Determine how many lines contain the string "label". Respond with that number and nothing more.

++++ The records ++++

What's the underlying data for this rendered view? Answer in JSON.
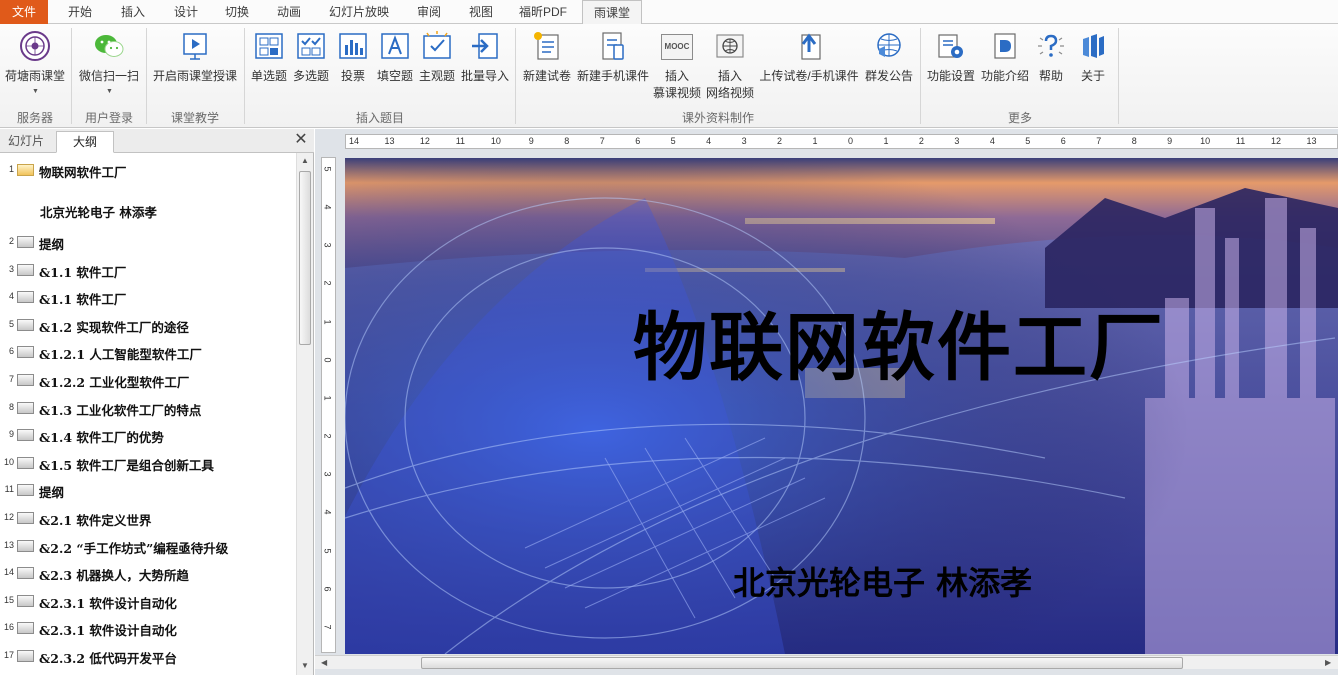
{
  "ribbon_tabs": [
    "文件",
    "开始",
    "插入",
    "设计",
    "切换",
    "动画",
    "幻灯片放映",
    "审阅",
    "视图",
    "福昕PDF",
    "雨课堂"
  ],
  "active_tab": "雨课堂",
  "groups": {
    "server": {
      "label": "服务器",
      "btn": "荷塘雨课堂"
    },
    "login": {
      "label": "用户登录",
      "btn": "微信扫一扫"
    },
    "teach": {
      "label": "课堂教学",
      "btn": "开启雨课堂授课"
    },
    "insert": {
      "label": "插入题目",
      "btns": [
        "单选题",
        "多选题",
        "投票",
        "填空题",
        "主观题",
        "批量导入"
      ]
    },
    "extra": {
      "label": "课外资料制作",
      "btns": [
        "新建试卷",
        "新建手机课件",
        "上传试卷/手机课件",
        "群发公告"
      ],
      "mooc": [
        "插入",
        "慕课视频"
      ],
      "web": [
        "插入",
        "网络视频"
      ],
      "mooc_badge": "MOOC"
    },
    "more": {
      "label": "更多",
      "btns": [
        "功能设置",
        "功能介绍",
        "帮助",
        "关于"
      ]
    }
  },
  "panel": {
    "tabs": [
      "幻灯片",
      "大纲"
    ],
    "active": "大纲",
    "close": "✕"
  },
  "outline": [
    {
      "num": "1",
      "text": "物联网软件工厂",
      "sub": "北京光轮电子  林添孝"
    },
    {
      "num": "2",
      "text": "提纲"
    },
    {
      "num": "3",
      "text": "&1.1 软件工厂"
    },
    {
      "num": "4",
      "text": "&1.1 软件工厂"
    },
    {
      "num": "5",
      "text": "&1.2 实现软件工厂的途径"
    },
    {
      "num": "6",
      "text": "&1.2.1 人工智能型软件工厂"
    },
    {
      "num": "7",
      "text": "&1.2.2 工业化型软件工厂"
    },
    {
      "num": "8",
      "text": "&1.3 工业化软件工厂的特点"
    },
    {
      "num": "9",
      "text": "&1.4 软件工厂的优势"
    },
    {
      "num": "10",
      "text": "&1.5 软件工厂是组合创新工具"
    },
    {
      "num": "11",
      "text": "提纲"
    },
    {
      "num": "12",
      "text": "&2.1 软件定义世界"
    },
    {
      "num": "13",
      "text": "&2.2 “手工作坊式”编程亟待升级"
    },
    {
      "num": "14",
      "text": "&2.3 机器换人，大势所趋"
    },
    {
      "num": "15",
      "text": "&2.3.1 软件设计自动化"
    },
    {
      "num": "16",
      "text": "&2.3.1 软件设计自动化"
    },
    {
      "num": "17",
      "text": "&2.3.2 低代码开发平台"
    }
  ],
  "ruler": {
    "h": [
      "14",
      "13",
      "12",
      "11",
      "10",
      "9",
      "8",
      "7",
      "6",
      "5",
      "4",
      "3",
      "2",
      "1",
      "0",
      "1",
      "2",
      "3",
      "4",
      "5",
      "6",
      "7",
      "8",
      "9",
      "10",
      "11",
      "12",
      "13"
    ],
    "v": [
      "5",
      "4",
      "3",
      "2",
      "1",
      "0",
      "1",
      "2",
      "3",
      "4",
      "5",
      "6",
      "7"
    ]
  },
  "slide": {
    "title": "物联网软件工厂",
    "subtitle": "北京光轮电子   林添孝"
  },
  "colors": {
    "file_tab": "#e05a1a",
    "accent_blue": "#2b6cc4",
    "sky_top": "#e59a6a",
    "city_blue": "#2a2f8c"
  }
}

++++

■ Solution for this problem ■
6